**DATA IN THIS EXERCISE:**
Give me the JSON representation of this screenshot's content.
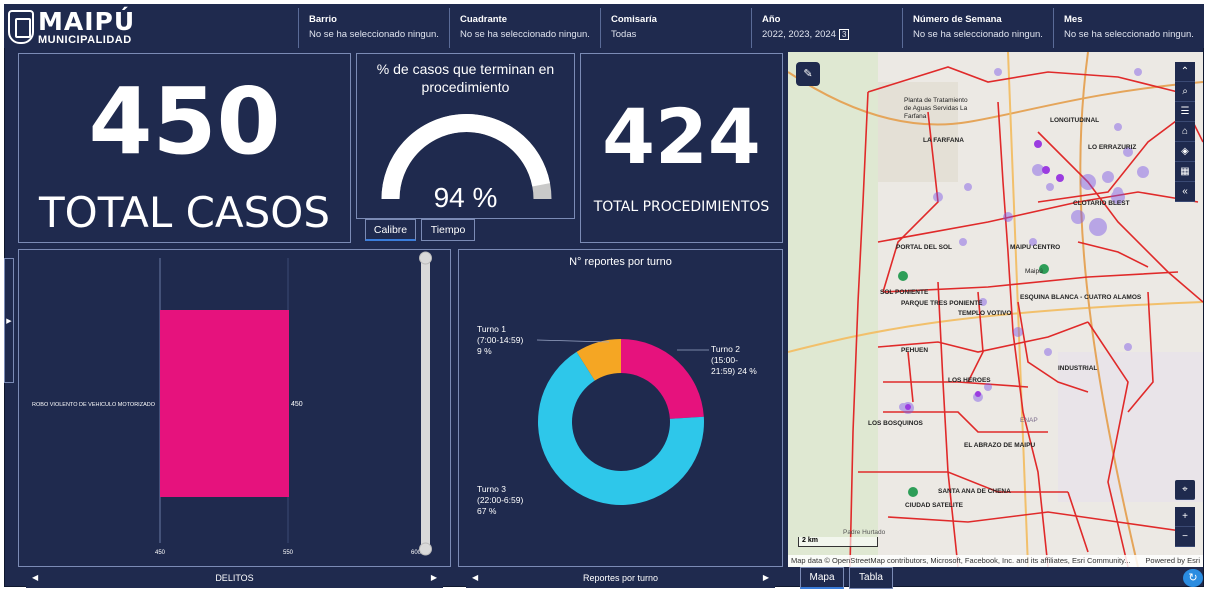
{
  "header": {
    "logo_main": "MAIPÚ",
    "logo_sub": "MUNICIPALIDAD",
    "filters": [
      {
        "label": "Barrio",
        "value": "No se ha seleccionado ningun..."
      },
      {
        "label": "Cuadrante",
        "value": "No se ha seleccionado ningun..."
      },
      {
        "label": "Comisaría",
        "value": "Todas"
      },
      {
        "label": "Año",
        "value": "2022, 2023, 2024",
        "badge": "3"
      },
      {
        "label": "Número de Semana",
        "value": "No se ha seleccionado ningun..."
      },
      {
        "label": "Mes",
        "value": "No se ha seleccionado ningun..."
      }
    ]
  },
  "total_casos": {
    "value": "450",
    "label": "TOTAL CASOS"
  },
  "gauge": {
    "title_line1": "% de casos que terminan en",
    "title_line2": "procedimiento",
    "value_text": "94 %",
    "fraction": 0.94,
    "tabs": [
      "Calibre",
      "Tiempo"
    ]
  },
  "total_procedimientos": {
    "value": "424",
    "label": "TOTAL PROCEDIMIENTOS"
  },
  "delitos": {
    "footer": "DELITOS",
    "category_label": "ROBO VIOLENTO DE VEHICULO MOTORIZADO",
    "value_label": "450",
    "ticks": [
      "450",
      "550",
      "600"
    ]
  },
  "turnos": {
    "title": "N° reportes por turno",
    "footer": "Reportes por turno",
    "labels": [
      {
        "l1": "Turno 1",
        "l2": "(7:00-14:59)",
        "l3": "9 %"
      },
      {
        "l1": "Turno 2",
        "l2": "(15:00-",
        "l3": "21:59) 24 %"
      },
      {
        "l1": "Turno 3",
        "l2": "(22:00-6:59)",
        "l3": "67 %"
      }
    ]
  },
  "chart_data": [
    {
      "type": "bar",
      "orientation": "horizontal",
      "categories": [
        "ROBO VIOLENTO DE VEHICULO MOTORIZADO"
      ],
      "values": [
        450
      ],
      "xlabel": "DELITOS",
      "xlim": [
        400,
        600
      ],
      "ticks": [
        450,
        550,
        600
      ]
    },
    {
      "type": "pie",
      "title": "N° reportes por turno",
      "categories": [
        "Turno 1 (7:00-14:59)",
        "Turno 2 (15:00-21:59)",
        "Turno 3 (22:00-6:59)"
      ],
      "values": [
        9,
        24,
        67
      ],
      "colors": [
        "#f5a623",
        "#e6127d",
        "#2ec7ea"
      ]
    }
  ],
  "map": {
    "attribution": "Map data © OpenStreetMap contributors, Microsoft, Facebook, Inc. and its affiliates, Esri Community...",
    "powered": "Powered by Esri",
    "scale": "2 km",
    "labels": [
      "LONGITUDINAL",
      "LA FARFANA",
      "LO ERRAZURIZ",
      "CLOTARIO BLEST",
      "PORTAL DEL SOL",
      "MAIPU CENTRO",
      "SOL PONIENTE",
      "PARQUE TRES PONIENTE",
      "ESQUINA BLANCA - CUATRO ALAMOS",
      "TEMPLO VOTIVO",
      "PEHUEN",
      "INDUSTRIAL",
      "LOS HEROES",
      "LOS BOSQUINOS",
      "EL ABRAZO DE MAIPU",
      "SANTA ANA DE CHENA",
      "CIUDAD SATELITE",
      "Maipú",
      "Planta de Tratamiento de Aguas Servidas La Farfana",
      "ENAP",
      "Padre Hurtado"
    ],
    "tabs": [
      "Mapa",
      "Tabla"
    ]
  },
  "colors": {
    "navy": "#1f2a4e",
    "pink": "#e6127d",
    "cyan": "#2ec7ea",
    "orange": "#f5a623",
    "gauge_fill": "#ffffff",
    "gauge_empty": "#c9c9c9"
  }
}
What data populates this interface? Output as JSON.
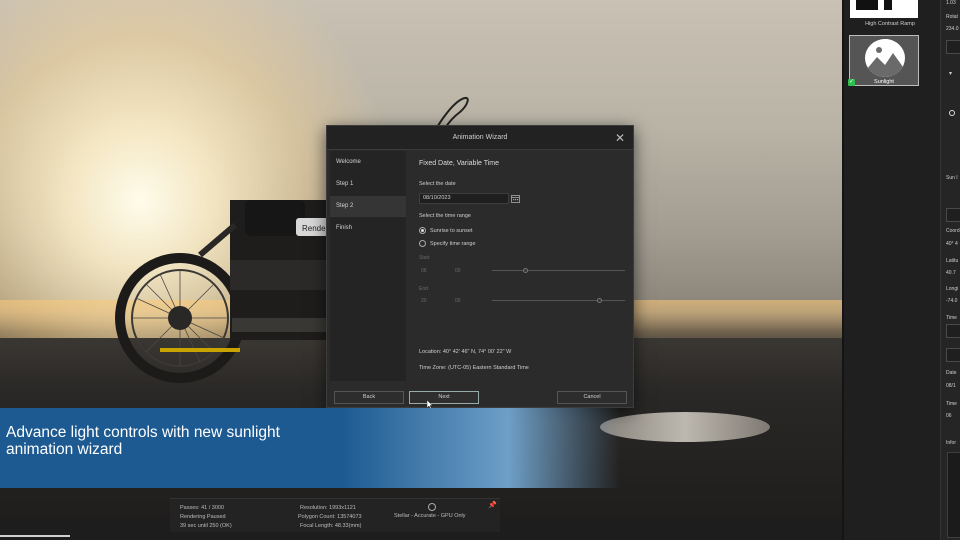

**WHAT THE TASK ASKS:**
Reproduce all the records verbatim, excluding images.

**EXERCISE RESULT:**
Give me the JSON representation of this screenshot's content.
{
  "header": {
    "logo_main": "MAIPÚ",
    "logo_sub": "MUNICIPALIDAD",
    "filters": [
      {
        "label": "Barrio",
        "value": "No se ha seleccionado ningun..."
      },
      {
        "label": "Cuadrante",
        "value": "No se ha seleccionado ningun..."
      },
      {
        "label": "Comisaría",
        "value": "Todas"
      },
      {
        "label": "Año",
        "value": "2022, 2023, 2024",
        "badge": "3"
      },
      {
        "label": "Número de Semana",
        "value": "No se ha seleccionado ningun..."
      },
      {
        "label": "Mes",
        "value": "No se ha seleccionado ningun..."
      }
    ]
  },
  "total_casos": {
    "value": "450",
    "label": "TOTAL CASOS"
  },
  "gauge": {
    "title_line1": "% de casos que terminan en",
    "title_line2": "procedimiento",
    "value_text": "94 %",
    "fraction": 0.94,
    "tabs": [
      "Calibre",
      "Tiempo"
    ]
  },
  "total_procedimientos": {
    "value": "424",
    "label": "TOTAL PROCEDIMIENTOS"
  },
  "delitos": {
    "footer": "DELITOS",
    "category_label": "ROBO VIOLENTO DE VEHICULO MOTORIZADO",
    "value_label": "450",
    "ticks": [
      "450",
      "550",
      "600"
    ]
  },
  "turnos": {
    "title": "N° reportes por turno",
    "footer": "Reportes por turno",
    "labels": [
      {
        "l1": "Turno 1",
        "l2": "(7:00-14:59)",
        "l3": "9 %"
      },
      {
        "l1": "Turno 2",
        "l2": "(15:00-",
        "l3": "21:59) 24 %"
      },
      {
        "l1": "Turno 3",
        "l2": "(22:00-6:59)",
        "l3": "67 %"
      }
    ]
  },
  "chart_data": [
    {
      "type": "bar",
      "orientation": "horizontal",
      "categories": [
        "ROBO VIOLENTO DE VEHICULO MOTORIZADO"
      ],
      "values": [
        450
      ],
      "xlabel": "DELITOS",
      "xlim": [
        400,
        600
      ],
      "ticks": [
        450,
        550,
        600
      ]
    },
    {
      "type": "pie",
      "title": "N° reportes por turno",
      "categories": [
        "Turno 1 (7:00-14:59)",
        "Turno 2 (15:00-21:59)",
        "Turno 3 (22:00-6:59)"
      ],
      "values": [
        9,
        24,
        67
      ],
      "colors": [
        "#f5a623",
        "#e6127d",
        "#2ec7ea"
      ]
    }
  ],
  "map": {
    "attribution": "Map data © OpenStreetMap contributors, Microsoft, Facebook, Inc. and its affiliates, Esri Community...",
    "powered": "Powered by Esri",
    "scale": "2 km",
    "labels": [
      "LONGITUDINAL",
      "LA FARFANA",
      "LO ERRAZURIZ",
      "CLOTARIO BLEST",
      "PORTAL DEL SOL",
      "MAIPU CENTRO",
      "SOL PONIENTE",
      "PARQUE TRES PONIENTE",
      "ESQUINA BLANCA - CUATRO ALAMOS",
      "TEMPLO VOTIVO",
      "PEHUEN",
      "INDUSTRIAL",
      "LOS HEROES",
      "LOS BOSQUINOS",
      "EL ABRAZO DE MAIPU",
      "SANTA ANA DE CHENA",
      "CIUDAD SATELITE",
      "Maipú",
      "Planta de Tratamiento de Aguas Servidas La Farfana",
      "ENAP",
      "Padre Hurtado"
    ],
    "tabs": [
      "Mapa",
      "Tabla"
    ]
  },
  "colors": {
    "navy": "#1f2a4e",
    "pink": "#e6127d",
    "cyan": "#2ec7ea",
    "orange": "#f5a623",
    "gauge_fill": "#ffffff",
    "gauge_empty": "#c9c9c9"
  }
}
What data populates this interface? Output as JSON.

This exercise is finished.